▶ _Exercise aim_
Restate the entire listing word for word.

-- START Data entries --

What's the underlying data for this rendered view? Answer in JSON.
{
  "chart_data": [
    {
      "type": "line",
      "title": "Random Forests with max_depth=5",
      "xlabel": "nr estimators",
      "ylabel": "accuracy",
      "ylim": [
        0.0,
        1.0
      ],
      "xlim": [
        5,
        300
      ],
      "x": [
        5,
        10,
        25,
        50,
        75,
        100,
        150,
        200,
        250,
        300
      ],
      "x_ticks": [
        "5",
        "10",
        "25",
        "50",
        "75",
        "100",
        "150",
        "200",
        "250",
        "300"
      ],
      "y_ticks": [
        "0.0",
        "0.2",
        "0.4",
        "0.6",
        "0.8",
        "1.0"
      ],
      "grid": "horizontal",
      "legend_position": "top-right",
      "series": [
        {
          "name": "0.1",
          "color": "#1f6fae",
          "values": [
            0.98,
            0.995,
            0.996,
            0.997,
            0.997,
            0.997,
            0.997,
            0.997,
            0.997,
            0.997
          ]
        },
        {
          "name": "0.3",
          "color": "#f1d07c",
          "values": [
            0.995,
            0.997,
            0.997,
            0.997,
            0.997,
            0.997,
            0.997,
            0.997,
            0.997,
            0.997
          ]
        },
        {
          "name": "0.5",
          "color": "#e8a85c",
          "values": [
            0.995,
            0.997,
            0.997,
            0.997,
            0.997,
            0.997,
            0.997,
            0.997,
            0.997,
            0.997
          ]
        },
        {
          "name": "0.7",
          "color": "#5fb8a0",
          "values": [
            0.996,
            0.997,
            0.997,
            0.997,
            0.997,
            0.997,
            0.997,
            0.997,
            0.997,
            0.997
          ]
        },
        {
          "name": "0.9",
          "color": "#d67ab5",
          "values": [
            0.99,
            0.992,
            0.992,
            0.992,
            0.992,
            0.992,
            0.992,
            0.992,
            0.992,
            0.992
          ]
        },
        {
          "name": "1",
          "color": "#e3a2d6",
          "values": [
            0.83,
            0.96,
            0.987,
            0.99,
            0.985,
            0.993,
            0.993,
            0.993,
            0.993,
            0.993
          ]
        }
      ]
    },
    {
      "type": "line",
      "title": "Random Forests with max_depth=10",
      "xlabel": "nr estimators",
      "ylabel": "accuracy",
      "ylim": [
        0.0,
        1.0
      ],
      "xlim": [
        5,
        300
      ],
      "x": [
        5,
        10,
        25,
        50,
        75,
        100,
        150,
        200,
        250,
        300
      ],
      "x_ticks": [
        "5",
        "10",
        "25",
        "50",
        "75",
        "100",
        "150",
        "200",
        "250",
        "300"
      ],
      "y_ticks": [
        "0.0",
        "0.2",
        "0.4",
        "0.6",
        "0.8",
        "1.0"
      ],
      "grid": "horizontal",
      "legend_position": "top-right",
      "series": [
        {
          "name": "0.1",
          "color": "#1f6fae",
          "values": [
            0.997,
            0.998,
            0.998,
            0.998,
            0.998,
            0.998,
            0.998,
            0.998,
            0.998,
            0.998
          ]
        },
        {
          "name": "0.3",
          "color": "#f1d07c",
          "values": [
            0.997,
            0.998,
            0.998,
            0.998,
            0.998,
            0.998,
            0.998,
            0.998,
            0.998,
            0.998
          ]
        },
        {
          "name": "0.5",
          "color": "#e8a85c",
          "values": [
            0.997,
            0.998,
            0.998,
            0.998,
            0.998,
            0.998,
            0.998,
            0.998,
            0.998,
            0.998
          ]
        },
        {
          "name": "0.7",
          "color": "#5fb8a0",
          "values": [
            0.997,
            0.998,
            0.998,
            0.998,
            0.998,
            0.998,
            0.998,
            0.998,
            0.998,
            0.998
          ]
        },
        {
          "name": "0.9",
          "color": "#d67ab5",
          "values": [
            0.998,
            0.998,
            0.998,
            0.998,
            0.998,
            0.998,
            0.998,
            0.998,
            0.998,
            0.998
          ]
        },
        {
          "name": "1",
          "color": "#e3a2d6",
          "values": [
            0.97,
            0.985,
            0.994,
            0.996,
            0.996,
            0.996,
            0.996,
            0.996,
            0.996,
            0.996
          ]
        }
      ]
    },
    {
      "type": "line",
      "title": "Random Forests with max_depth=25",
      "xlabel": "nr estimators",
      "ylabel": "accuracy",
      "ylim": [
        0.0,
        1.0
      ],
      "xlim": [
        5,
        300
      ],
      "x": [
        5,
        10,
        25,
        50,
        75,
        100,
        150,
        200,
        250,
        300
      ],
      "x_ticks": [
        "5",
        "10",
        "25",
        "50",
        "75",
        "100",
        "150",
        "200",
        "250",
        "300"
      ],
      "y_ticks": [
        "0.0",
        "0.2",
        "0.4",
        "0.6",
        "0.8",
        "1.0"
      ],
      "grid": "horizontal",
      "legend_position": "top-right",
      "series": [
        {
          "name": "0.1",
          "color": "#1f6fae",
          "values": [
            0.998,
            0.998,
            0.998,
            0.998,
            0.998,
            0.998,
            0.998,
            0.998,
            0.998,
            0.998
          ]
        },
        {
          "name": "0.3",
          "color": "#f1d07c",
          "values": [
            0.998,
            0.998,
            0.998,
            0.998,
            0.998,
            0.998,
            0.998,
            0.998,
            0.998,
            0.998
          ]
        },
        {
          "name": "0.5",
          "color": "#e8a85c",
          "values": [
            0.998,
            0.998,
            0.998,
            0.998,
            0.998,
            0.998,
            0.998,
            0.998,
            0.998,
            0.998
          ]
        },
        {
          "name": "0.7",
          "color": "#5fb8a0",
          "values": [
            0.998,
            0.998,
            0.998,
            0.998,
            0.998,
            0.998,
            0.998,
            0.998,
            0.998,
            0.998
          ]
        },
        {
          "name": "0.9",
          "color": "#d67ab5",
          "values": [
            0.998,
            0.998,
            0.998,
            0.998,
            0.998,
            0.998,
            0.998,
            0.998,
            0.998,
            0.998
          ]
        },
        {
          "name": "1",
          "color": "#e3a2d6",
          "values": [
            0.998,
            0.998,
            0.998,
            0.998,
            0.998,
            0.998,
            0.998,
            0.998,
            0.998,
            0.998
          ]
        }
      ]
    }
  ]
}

-- END Data entries --

▶ _Solution to the exercise_
What's the underlying data for this rendered view? Answer in JSON.
{
  "chart_data": [
    {
      "type": "line",
      "title": "Random Forests with max_depth=5",
      "xlabel": "nr estimators",
      "ylabel": "accuracy",
      "ylim": [
        0.0,
        1.0
      ],
      "xlim": [
        5,
        300
      ],
      "x": [
        5,
        10,
        25,
        50,
        75,
        100,
        150,
        200,
        250,
        300
      ],
      "x_ticks": [
        "5",
        "10",
        "25",
        "50",
        "75",
        "100",
        "150",
        "200",
        "250",
        "300"
      ],
      "y_ticks": [
        "0.0",
        "0.2",
        "0.4",
        "0.6",
        "0.8",
        "1.0"
      ],
      "grid": "horizontal",
      "legend_position": "top-right",
      "series": [
        {
          "name": "0.1",
          "color": "#1f6fae",
          "values": [
            0.98,
            0.995,
            0.996,
            0.997,
            0.997,
            0.997,
            0.997,
            0.997,
            0.997,
            0.997
          ]
        },
        {
          "name": "0.3",
          "color": "#f1d07c",
          "values": [
            0.995,
            0.997,
            0.997,
            0.997,
            0.997,
            0.997,
            0.997,
            0.997,
            0.997,
            0.997
          ]
        },
        {
          "name": "0.5",
          "color": "#e8a85c",
          "values": [
            0.995,
            0.997,
            0.997,
            0.997,
            0.997,
            0.997,
            0.997,
            0.997,
            0.997,
            0.997
          ]
        },
        {
          "name": "0.7",
          "color": "#5fb8a0",
          "values": [
            0.996,
            0.997,
            0.997,
            0.997,
            0.997,
            0.997,
            0.997,
            0.997,
            0.997,
            0.997
          ]
        },
        {
          "name": "0.9",
          "color": "#d67ab5",
          "values": [
            0.99,
            0.992,
            0.992,
            0.992,
            0.992,
            0.992,
            0.992,
            0.992,
            0.992,
            0.992
          ]
        },
        {
          "name": "1",
          "color": "#e3a2d6",
          "values": [
            0.83,
            0.96,
            0.987,
            0.99,
            0.985,
            0.993,
            0.993,
            0.993,
            0.993,
            0.993
          ]
        }
      ]
    },
    {
      "type": "line",
      "title": "Random Forests with max_depth=10",
      "xlabel": "nr estimators",
      "ylabel": "accuracy",
      "ylim": [
        0.0,
        1.0
      ],
      "xlim": [
        5,
        300
      ],
      "x": [
        5,
        10,
        25,
        50,
        75,
        100,
        150,
        200,
        250,
        300
      ],
      "x_ticks": [
        "5",
        "10",
        "25",
        "50",
        "75",
        "100",
        "150",
        "200",
        "250",
        "300"
      ],
      "y_ticks": [
        "0.0",
        "0.2",
        "0.4",
        "0.6",
        "0.8",
        "1.0"
      ],
      "grid": "horizontal",
      "legend_position": "top-right",
      "series": [
        {
          "name": "0.1",
          "color": "#1f6fae",
          "values": [
            0.997,
            0.998,
            0.998,
            0.998,
            0.998,
            0.998,
            0.998,
            0.998,
            0.998,
            0.998
          ]
        },
        {
          "name": "0.3",
          "color": "#f1d07c",
          "values": [
            0.997,
            0.998,
            0.998,
            0.998,
            0.998,
            0.998,
            0.998,
            0.998,
            0.998,
            0.998
          ]
        },
        {
          "name": "0.5",
          "color": "#e8a85c",
          "values": [
            0.997,
            0.998,
            0.998,
            0.998,
            0.998,
            0.998,
            0.998,
            0.998,
            0.998,
            0.998
          ]
        },
        {
          "name": "0.7",
          "color": "#5fb8a0",
          "values": [
            0.997,
            0.998,
            0.998,
            0.998,
            0.998,
            0.998,
            0.998,
            0.998,
            0.998,
            0.998
          ]
        },
        {
          "name": "0.9",
          "color": "#d67ab5",
          "values": [
            0.998,
            0.998,
            0.998,
            0.998,
            0.998,
            0.998,
            0.998,
            0.998,
            0.998,
            0.998
          ]
        },
        {
          "name": "1",
          "color": "#e3a2d6",
          "values": [
            0.97,
            0.985,
            0.994,
            0.996,
            0.996,
            0.996,
            0.996,
            0.996,
            0.996,
            0.996
          ]
        }
      ]
    },
    {
      "type": "line",
      "title": "Random Forests with max_depth=25",
      "xlabel": "nr estimators",
      "ylabel": "accuracy",
      "ylim": [
        0.0,
        1.0
      ],
      "xlim": [
        5,
        300
      ],
      "x": [
        5,
        10,
        25,
        50,
        75,
        100,
        150,
        200,
        250,
        300
      ],
      "x_ticks": [
        "5",
        "10",
        "25",
        "50",
        "75",
        "100",
        "150",
        "200",
        "250",
        "300"
      ],
      "y_ticks": [
        "0.0",
        "0.2",
        "0.4",
        "0.6",
        "0.8",
        "1.0"
      ],
      "grid": "horizontal",
      "legend_position": "top-right",
      "series": [
        {
          "name": "0.1",
          "color": "#1f6fae",
          "values": [
            0.998,
            0.998,
            0.998,
            0.998,
            0.998,
            0.998,
            0.998,
            0.998,
            0.998,
            0.998
          ]
        },
        {
          "name": "0.3",
          "color": "#f1d07c",
          "values": [
            0.998,
            0.998,
            0.998,
            0.998,
            0.998,
            0.998,
            0.998,
            0.998,
            0.998,
            0.998
          ]
        },
        {
          "name": "0.5",
          "color": "#e8a85c",
          "values": [
            0.998,
            0.998,
            0.998,
            0.998,
            0.998,
            0.998,
            0.998,
            0.998,
            0.998,
            0.998
          ]
        },
        {
          "name": "0.7",
          "color": "#5fb8a0",
          "values": [
            0.998,
            0.998,
            0.998,
            0.998,
            0.998,
            0.998,
            0.998,
            0.998,
            0.998,
            0.998
          ]
        },
        {
          "name": "0.9",
          "color": "#d67ab5",
          "values": [
            0.998,
            0.998,
            0.998,
            0.998,
            0.998,
            0.998,
            0.998,
            0.998,
            0.998,
            0.998
          ]
        },
        {
          "name": "1",
          "color": "#e3a2d6",
          "values": [
            0.998,
            0.998,
            0.998,
            0.998,
            0.998,
            0.998,
            0.998,
            0.998,
            0.998,
            0.998
          ]
        }
      ]
    }
  ]
}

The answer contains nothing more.